WRITTEN EXERCISE:
Look through the records below, and copy out every line that holds the string "typein".

Stored records:
···

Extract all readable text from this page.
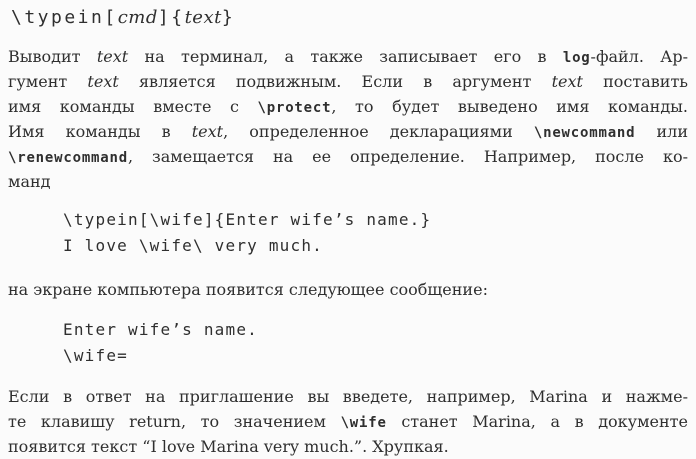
\typein[cmd]{text}
Выводит text на терминал, а также записывает его в log-файл. Ар-
гумент text является подвижным. Если в аргумент text поставить
имя команды вместе с \protect, то будет выведено имя команды.
Имя команды в text, определенное декларациями \newcommand или
\renewcommand, замещается на ее определение. Например, после ко-
манд
\typein[\wife]{Enter wife’s name.}
I love \wife\ very much.
на экране компьютера появится следующее сообщение:
Enter wife’s name.
\wife=
Если в ответ на приглашение вы введете, например, Marina и нажме-
те клавишу return, то значением \wife станет Marina, а в документе
появится текст “I love Marina very much.”. Хрупкая.
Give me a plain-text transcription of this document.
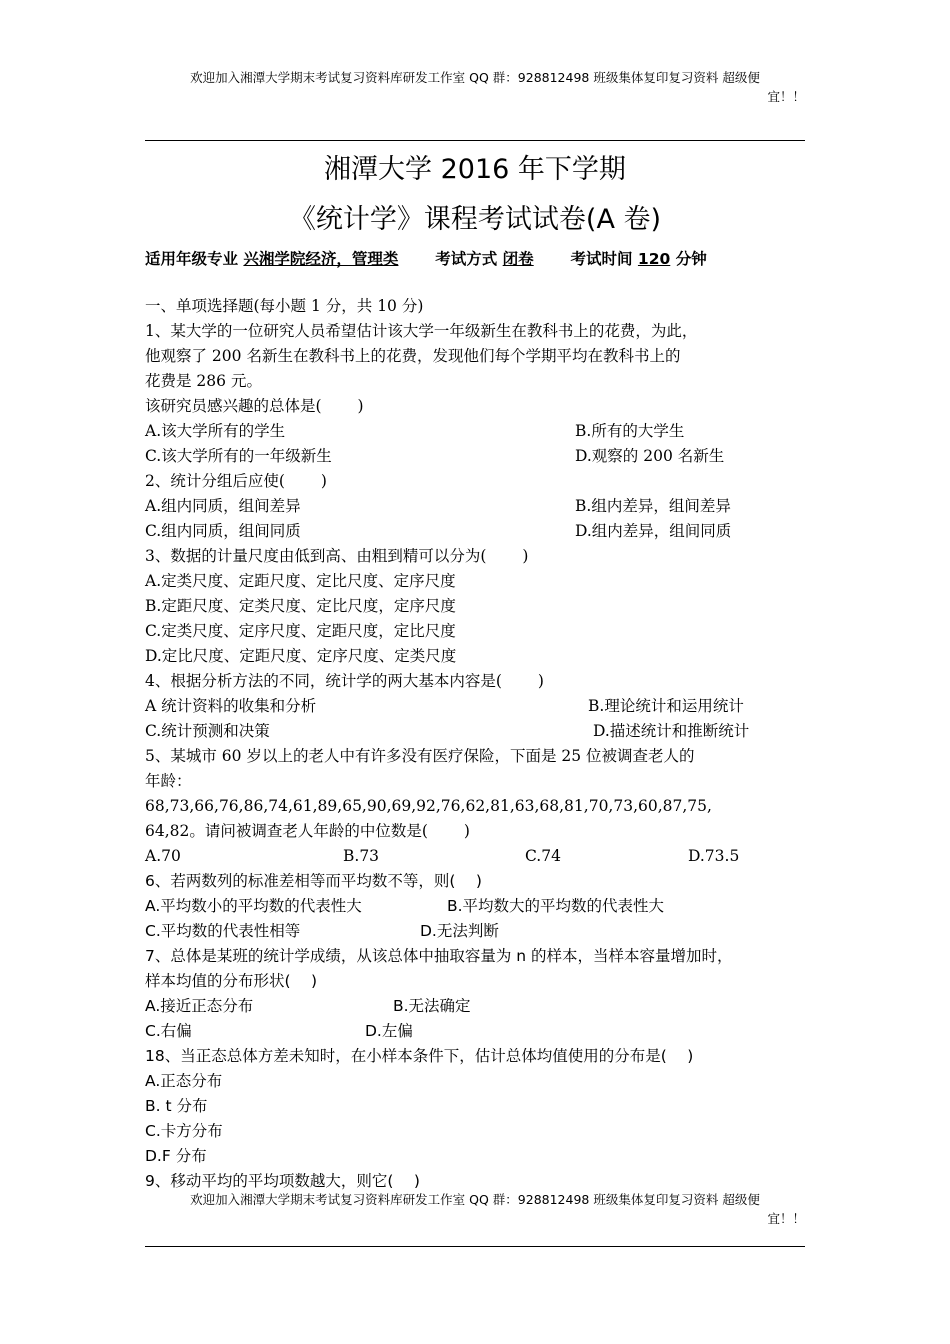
欢迎加入湘潭大学期末考试复习资料库研发工作室 QQ 群：928812498 班级集体复印复习资料 超级便
宜！！
湘潭大学 2016 年下学期
《统计学》课程考试试卷(A 卷)
适用年级专业 兴湘学院经济，管理类 考试方式 闭卷 考试时间 120 分钟
一、单项选择题(每小题 1 分，共 10 分)
1、某大学的一位研究人员希望估计该大学一年级新生在教科书上的花费，为此，
他观察了 200 名新生在教科书上的花费，发现他们每个学期平均在教科书上的
花费是 286 元。
该研究员感兴趣的总体是(　　 )
A.该大学所有的学生	B.所有的大学生
C.该大学所有的一年级新生	D.观察的 200 名新生
2、统计分组后应使(　　 )
A.组内同质，组间差异	B.组内差异，组间差异
C.组内同质，组间同质	D.组内差异，组间同质
3、数据的计量尺度由低到高、由粗到精可以分为(　　 )
A.定类尺度、定距尺度、定比尺度、定序尺度
B.定距尺度、定类尺度、定比尺度，定序尺度
C.定类尺度、定序尺度、定距尺度，定比尺度
D.定比尺度、定距尺度、定序尺度、定类尺度
4、根据分析方法的不同，统计学的两大基本内容是(　　 )
A 统计资料的收集和分析	B.理论统计和运用统计
C.统计预测和决策	D.描述统计和推断统计
5、某城市 60 岁以上的老人中有许多没有医疗保险，下面是 25 位被调查老人的
年龄：
68,73,66,76,86,74,61,89,65,90,69,92,76,62,81,63,68,81,70,73,60,87,75,
64,82。请问被调查老人年龄的中位数是(　　 )
A.70	B.73	C.74	D.73.5
6、若两数列的标准差相等而平均数不等，则(　 )
A.平均数小的平均数的代表性大	B.平均数大的平均数的代表性大
C.平均数的代表性相等	D.无法判断
7、总体是某班的统计学成绩，从该总体中抽取容量为 n 的样本，当样本容量增加时，
样本均值的分布形状(　 )
A.接近正态分布	B.无法确定
C.右偏	D.左偏
18、当正态总体方差未知时，在小样本条件下，估计总体均值使用的分布是(　 )
A.正态分布
B. t 分布
C.卡方分布
D.F 分布
9、移动平均的平均项数越大，则它(　 )
欢迎加入湘潭大学期末考试复习资料库研发工作室 QQ 群：928812498 班级集体复印复习资料 超级便
宜！！
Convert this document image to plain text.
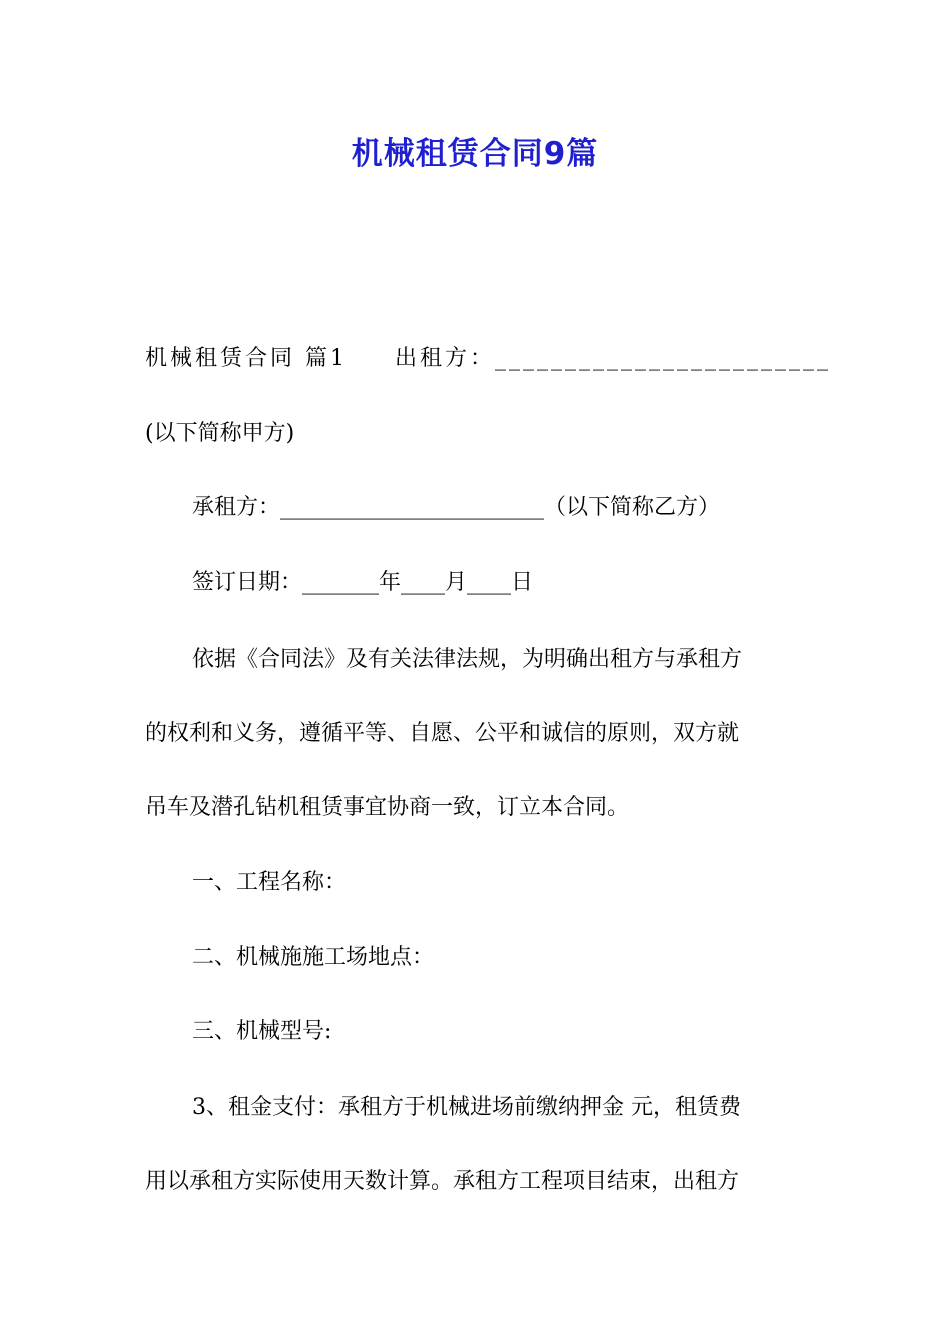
机械租赁合同9篇

机械租赁合同 篇1 出租方：________________________

(以下简称甲方)

承租方：________________________（以下简称乙方）

签订日期：_______年____月____日

依据《合同法》及有关法律法规，为明确出租方与承租方

的权利和义务，遵循平等、自愿、公平和诚信的原则，双方就

吊车及潜孔钻机租赁事宜协商一致，订立本合同。

一、工程名称：

二、机械施施工场地点：

三、机械型号:

3、租金支付：承租方于机械进场前缴纳押金 元，租赁费

用以承租方实际使用天数计算。承租方工程项目结束，出租方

···

RESULT BELOW:
\typein[cmd]{text}
\typein[\wife]{Enter wife’s name.}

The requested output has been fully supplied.